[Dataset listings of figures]

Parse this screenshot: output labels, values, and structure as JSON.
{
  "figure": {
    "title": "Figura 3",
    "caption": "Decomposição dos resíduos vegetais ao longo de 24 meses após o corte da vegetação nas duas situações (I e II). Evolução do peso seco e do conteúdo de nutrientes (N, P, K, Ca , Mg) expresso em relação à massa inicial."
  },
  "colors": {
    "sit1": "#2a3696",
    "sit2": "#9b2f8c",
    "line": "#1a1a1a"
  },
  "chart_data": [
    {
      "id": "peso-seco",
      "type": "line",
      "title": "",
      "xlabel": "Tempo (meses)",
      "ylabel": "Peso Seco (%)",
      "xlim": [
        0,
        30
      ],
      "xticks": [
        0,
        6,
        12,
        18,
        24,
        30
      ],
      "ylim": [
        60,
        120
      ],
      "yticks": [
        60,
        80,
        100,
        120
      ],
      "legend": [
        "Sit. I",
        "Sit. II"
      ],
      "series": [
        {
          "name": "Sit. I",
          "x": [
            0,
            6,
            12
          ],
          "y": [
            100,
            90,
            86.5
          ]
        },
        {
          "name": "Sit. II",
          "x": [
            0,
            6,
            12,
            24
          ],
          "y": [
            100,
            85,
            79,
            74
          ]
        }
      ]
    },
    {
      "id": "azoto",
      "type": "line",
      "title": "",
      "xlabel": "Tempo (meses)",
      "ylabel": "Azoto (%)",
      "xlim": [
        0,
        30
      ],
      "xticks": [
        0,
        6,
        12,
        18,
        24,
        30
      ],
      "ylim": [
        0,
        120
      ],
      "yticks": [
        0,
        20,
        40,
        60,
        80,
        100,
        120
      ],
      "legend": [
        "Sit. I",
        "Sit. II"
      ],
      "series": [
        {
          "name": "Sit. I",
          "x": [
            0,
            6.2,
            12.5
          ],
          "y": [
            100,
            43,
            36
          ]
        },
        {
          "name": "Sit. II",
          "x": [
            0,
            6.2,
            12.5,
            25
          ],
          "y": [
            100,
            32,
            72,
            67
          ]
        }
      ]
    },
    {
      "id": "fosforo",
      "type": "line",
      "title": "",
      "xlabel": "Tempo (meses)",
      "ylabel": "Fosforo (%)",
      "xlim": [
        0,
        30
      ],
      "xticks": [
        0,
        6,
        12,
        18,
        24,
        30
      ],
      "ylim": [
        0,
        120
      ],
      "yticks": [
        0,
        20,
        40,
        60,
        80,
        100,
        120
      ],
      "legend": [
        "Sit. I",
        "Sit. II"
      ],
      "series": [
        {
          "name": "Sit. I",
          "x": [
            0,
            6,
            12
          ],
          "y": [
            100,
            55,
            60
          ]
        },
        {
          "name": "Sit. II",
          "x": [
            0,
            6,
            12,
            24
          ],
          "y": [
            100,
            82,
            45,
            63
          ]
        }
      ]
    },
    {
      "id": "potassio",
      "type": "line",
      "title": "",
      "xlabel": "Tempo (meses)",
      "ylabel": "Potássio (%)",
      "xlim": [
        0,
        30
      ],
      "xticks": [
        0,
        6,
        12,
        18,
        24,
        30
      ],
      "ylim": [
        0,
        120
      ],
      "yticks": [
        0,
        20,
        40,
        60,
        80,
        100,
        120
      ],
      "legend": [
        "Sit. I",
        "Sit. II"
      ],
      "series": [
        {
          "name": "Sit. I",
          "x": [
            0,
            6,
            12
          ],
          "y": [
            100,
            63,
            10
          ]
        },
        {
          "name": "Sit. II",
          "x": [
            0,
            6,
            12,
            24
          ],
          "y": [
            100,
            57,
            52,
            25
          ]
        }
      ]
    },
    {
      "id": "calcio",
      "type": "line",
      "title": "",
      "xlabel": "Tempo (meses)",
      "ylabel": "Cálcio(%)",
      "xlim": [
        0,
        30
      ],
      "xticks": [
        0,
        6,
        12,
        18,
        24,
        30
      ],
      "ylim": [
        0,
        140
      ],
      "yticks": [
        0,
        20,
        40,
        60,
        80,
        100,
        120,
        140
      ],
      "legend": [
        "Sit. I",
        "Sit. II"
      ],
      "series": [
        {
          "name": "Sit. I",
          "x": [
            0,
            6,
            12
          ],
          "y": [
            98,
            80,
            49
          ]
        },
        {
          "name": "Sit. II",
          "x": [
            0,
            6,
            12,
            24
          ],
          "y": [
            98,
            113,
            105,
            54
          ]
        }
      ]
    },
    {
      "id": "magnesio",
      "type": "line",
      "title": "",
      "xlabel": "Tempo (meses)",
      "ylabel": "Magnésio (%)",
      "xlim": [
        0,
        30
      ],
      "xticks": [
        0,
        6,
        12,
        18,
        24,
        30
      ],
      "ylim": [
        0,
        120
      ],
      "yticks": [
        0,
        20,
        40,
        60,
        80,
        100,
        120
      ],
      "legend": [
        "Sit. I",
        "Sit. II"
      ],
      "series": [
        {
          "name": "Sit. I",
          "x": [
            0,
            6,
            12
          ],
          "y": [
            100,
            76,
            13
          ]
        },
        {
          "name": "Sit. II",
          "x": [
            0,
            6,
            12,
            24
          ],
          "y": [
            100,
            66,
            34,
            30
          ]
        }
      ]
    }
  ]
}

#### WHAT TO DO
Repeat each record exactly, leaving nothing out.

#### FINAL RESULT
Parse this screenshot: output labels, values, and structure as JSON.
{
  "figure": {
    "title": "Figura 3",
    "caption": "Decomposição dos resíduos vegetais ao longo de 24 meses após o corte da vegetação nas duas situações (I e II). Evolução do peso seco e do conteúdo de nutrientes (N, P, K, Ca , Mg) expresso em relação à massa inicial."
  },
  "colors": {
    "sit1": "#2a3696",
    "sit2": "#9b2f8c",
    "line": "#1a1a1a"
  },
  "chart_data": [
    {
      "id": "peso-seco",
      "type": "line",
      "title": "",
      "xlabel": "Tempo (meses)",
      "ylabel": "Peso Seco (%)",
      "xlim": [
        0,
        30
      ],
      "xticks": [
        0,
        6,
        12,
        18,
        24,
        30
      ],
      "ylim": [
        60,
        120
      ],
      "yticks": [
        60,
        80,
        100,
        120
      ],
      "legend": [
        "Sit. I",
        "Sit. II"
      ],
      "series": [
        {
          "name": "Sit. I",
          "x": [
            0,
            6,
            12
          ],
          "y": [
            100,
            90,
            86.5
          ]
        },
        {
          "name": "Sit. II",
          "x": [
            0,
            6,
            12,
            24
          ],
          "y": [
            100,
            85,
            79,
            74
          ]
        }
      ]
    },
    {
      "id": "azoto",
      "type": "line",
      "title": "",
      "xlabel": "Tempo (meses)",
      "ylabel": "Azoto (%)",
      "xlim": [
        0,
        30
      ],
      "xticks": [
        0,
        6,
        12,
        18,
        24,
        30
      ],
      "ylim": [
        0,
        120
      ],
      "yticks": [
        0,
        20,
        40,
        60,
        80,
        100,
        120
      ],
      "legend": [
        "Sit. I",
        "Sit. II"
      ],
      "series": [
        {
          "name": "Sit. I",
          "x": [
            0,
            6.2,
            12.5
          ],
          "y": [
            100,
            43,
            36
          ]
        },
        {
          "name": "Sit. II",
          "x": [
            0,
            6.2,
            12.5,
            25
          ],
          "y": [
            100,
            32,
            72,
            67
          ]
        }
      ]
    },
    {
      "id": "fosforo",
      "type": "line",
      "title": "",
      "xlabel": "Tempo (meses)",
      "ylabel": "Fosforo (%)",
      "xlim": [
        0,
        30
      ],
      "xticks": [
        0,
        6,
        12,
        18,
        24,
        30
      ],
      "ylim": [
        0,
        120
      ],
      "yticks": [
        0,
        20,
        40,
        60,
        80,
        100,
        120
      ],
      "legend": [
        "Sit. I",
        "Sit. II"
      ],
      "series": [
        {
          "name": "Sit. I",
          "x": [
            0,
            6,
            12
          ],
          "y": [
            100,
            55,
            60
          ]
        },
        {
          "name": "Sit. II",
          "x": [
            0,
            6,
            12,
            24
          ],
          "y": [
            100,
            82,
            45,
            63
          ]
        }
      ]
    },
    {
      "id": "potassio",
      "type": "line",
      "title": "",
      "xlabel": "Tempo (meses)",
      "ylabel": "Potássio (%)",
      "xlim": [
        0,
        30
      ],
      "xticks": [
        0,
        6,
        12,
        18,
        24,
        30
      ],
      "ylim": [
        0,
        120
      ],
      "yticks": [
        0,
        20,
        40,
        60,
        80,
        100,
        120
      ],
      "legend": [
        "Sit. I",
        "Sit. II"
      ],
      "series": [
        {
          "name": "Sit. I",
          "x": [
            0,
            6,
            12
          ],
          "y": [
            100,
            63,
            10
          ]
        },
        {
          "name": "Sit. II",
          "x": [
            0,
            6,
            12,
            24
          ],
          "y": [
            100,
            57,
            52,
            25
          ]
        }
      ]
    },
    {
      "id": "calcio",
      "type": "line",
      "title": "",
      "xlabel": "Tempo (meses)",
      "ylabel": "Cálcio(%)",
      "xlim": [
        0,
        30
      ],
      "xticks": [
        0,
        6,
        12,
        18,
        24,
        30
      ],
      "ylim": [
        0,
        140
      ],
      "yticks": [
        0,
        20,
        40,
        60,
        80,
        100,
        120,
        140
      ],
      "legend": [
        "Sit. I",
        "Sit. II"
      ],
      "series": [
        {
          "name": "Sit. I",
          "x": [
            0,
            6,
            12
          ],
          "y": [
            98,
            80,
            49
          ]
        },
        {
          "name": "Sit. II",
          "x": [
            0,
            6,
            12,
            24
          ],
          "y": [
            98,
            113,
            105,
            54
          ]
        }
      ]
    },
    {
      "id": "magnesio",
      "type": "line",
      "title": "",
      "xlabel": "Tempo (meses)",
      "ylabel": "Magnésio (%)",
      "xlim": [
        0,
        30
      ],
      "xticks": [
        0,
        6,
        12,
        18,
        24,
        30
      ],
      "ylim": [
        0,
        120
      ],
      "yticks": [
        0,
        20,
        40,
        60,
        80,
        100,
        120
      ],
      "legend": [
        "Sit. I",
        "Sit. II"
      ],
      "series": [
        {
          "name": "Sit. I",
          "x": [
            0,
            6,
            12
          ],
          "y": [
            100,
            76,
            13
          ]
        },
        {
          "name": "Sit. II",
          "x": [
            0,
            6,
            12,
            24
          ],
          "y": [
            100,
            66,
            34,
            30
          ]
        }
      ]
    }
  ]
}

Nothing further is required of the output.